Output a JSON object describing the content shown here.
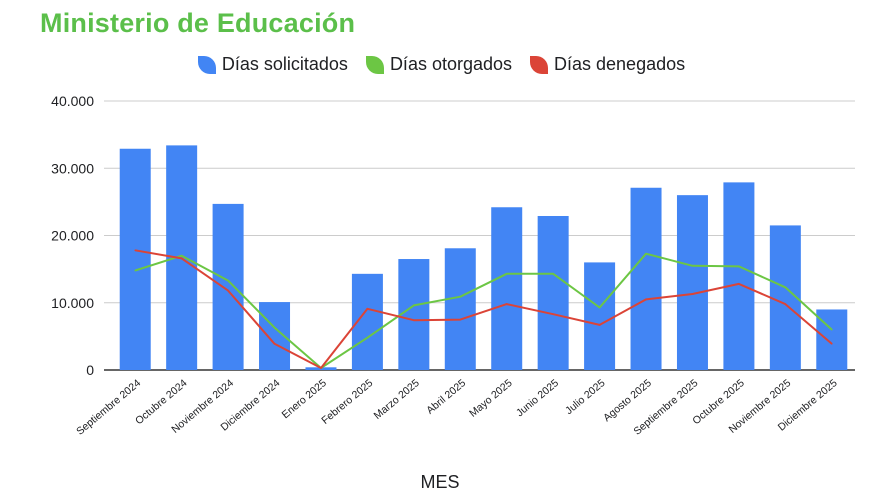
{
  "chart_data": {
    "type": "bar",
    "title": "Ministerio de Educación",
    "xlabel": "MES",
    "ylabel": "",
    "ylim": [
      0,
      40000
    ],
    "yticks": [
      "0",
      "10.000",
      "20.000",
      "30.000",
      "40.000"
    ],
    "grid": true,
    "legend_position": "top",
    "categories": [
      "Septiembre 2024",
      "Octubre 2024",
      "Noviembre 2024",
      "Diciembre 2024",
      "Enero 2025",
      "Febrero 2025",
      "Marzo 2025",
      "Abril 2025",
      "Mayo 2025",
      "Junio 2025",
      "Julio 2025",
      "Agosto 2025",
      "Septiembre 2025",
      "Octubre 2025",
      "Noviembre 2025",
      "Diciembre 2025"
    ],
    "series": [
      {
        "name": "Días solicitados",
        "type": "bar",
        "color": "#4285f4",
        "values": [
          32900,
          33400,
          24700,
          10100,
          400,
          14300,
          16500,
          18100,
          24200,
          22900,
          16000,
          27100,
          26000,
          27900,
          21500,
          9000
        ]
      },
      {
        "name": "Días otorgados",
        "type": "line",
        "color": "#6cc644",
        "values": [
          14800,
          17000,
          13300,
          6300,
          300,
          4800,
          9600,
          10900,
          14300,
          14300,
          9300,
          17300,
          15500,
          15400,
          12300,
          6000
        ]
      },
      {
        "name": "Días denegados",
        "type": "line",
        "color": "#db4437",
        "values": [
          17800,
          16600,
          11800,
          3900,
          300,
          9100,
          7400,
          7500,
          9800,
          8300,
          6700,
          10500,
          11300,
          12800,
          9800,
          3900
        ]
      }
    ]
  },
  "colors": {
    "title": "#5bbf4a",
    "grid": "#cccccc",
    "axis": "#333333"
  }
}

--

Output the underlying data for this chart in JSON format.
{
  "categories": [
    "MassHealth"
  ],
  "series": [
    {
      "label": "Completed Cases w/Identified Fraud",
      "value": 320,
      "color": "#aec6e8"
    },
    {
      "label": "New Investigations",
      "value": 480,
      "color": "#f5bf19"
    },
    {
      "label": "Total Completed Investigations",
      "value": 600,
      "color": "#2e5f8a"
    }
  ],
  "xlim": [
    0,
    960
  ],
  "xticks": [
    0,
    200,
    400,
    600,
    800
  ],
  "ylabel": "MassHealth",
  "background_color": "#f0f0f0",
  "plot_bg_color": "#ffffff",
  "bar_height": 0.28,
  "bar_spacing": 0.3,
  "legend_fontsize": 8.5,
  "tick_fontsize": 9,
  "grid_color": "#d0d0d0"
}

GIVEN PROBLEM
Looking at the records above, count the lines where the word "type" appears. State only the number.

TASK SOLUTION
4